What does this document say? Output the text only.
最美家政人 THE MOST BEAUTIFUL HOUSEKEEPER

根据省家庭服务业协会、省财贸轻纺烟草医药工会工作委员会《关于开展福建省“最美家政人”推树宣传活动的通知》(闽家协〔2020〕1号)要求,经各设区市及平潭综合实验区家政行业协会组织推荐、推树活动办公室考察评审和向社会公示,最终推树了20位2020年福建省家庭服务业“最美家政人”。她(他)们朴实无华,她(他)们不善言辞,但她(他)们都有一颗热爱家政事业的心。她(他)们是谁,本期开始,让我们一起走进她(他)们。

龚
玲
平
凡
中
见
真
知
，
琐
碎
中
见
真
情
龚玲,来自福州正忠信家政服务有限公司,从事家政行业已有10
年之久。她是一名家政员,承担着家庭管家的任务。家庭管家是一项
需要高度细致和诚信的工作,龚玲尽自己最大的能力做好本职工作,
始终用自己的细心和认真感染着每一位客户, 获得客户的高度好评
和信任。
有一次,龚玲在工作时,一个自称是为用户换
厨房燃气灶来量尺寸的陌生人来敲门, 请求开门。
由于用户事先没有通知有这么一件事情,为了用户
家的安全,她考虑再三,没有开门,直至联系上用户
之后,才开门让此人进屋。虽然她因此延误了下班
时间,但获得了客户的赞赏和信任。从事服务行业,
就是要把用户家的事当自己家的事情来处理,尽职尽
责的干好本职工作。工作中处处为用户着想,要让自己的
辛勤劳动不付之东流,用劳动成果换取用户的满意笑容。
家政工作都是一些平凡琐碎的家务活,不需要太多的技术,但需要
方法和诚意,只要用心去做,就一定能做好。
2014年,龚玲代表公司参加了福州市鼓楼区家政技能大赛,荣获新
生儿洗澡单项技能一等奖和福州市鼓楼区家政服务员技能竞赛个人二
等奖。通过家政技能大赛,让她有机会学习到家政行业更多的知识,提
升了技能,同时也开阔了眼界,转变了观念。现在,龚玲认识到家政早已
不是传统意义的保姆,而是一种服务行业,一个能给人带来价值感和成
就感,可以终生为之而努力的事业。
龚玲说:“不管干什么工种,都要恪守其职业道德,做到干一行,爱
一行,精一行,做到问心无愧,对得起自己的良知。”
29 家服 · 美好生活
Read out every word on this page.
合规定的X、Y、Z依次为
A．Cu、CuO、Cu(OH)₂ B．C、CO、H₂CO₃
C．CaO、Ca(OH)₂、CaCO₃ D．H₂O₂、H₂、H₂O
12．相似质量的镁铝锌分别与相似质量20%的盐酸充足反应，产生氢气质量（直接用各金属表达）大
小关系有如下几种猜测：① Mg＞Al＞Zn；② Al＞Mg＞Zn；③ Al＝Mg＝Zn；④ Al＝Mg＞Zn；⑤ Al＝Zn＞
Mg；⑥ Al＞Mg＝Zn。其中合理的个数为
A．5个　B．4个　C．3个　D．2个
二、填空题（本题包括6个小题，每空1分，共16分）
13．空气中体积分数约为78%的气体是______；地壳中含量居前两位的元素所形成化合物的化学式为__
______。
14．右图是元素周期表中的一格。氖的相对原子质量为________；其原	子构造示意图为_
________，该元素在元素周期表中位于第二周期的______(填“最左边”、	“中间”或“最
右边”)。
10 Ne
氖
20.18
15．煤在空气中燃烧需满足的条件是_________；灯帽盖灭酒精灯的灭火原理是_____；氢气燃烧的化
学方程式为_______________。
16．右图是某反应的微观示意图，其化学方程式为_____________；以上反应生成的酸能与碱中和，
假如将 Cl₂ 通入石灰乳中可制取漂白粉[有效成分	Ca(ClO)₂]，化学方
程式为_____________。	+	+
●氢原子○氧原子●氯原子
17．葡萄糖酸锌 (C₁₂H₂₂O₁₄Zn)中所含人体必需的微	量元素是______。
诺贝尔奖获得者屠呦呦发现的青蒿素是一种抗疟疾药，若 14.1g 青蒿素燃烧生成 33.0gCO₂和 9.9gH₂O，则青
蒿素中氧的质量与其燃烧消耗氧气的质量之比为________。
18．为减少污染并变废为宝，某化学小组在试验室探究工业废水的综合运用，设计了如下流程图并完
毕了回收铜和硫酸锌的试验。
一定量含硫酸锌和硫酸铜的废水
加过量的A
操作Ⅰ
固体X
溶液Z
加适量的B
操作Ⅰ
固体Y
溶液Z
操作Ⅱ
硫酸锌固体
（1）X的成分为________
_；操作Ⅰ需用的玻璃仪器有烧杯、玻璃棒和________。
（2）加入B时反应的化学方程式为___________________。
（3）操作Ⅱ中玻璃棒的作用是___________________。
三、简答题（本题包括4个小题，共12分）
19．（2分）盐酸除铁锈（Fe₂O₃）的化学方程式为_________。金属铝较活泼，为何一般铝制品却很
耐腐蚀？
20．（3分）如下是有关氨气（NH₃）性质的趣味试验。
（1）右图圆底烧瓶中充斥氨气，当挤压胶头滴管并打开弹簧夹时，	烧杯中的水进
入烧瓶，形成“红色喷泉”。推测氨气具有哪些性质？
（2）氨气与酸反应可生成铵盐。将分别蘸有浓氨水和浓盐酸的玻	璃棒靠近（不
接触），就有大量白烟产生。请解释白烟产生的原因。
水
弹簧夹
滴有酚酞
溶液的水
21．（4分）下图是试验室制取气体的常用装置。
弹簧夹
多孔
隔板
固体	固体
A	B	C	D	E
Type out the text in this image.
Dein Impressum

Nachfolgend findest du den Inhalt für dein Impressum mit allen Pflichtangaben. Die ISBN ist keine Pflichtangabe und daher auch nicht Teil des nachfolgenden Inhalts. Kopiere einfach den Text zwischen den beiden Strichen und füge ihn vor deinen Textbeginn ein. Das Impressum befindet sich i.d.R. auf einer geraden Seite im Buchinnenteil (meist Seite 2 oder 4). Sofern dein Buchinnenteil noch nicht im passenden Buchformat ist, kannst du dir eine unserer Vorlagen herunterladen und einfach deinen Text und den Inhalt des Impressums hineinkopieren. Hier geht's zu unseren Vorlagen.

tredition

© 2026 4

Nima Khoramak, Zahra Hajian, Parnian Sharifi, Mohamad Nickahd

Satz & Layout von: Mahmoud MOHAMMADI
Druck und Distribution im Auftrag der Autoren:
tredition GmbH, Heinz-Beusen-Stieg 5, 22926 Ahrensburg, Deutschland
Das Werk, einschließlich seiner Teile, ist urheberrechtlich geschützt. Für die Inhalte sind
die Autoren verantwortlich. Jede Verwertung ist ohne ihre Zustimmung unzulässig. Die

▬▬▬

*YOUR GOAL*: List the lines that contain the word "Autoren".

*OUTPUT OF THE EXERCISE*:
Druck und Distribution im Auftrag der Autoren:
die Autoren verantwortlich. Jede Verwertung ist ohne ihre Zustimmung unzulässig. Die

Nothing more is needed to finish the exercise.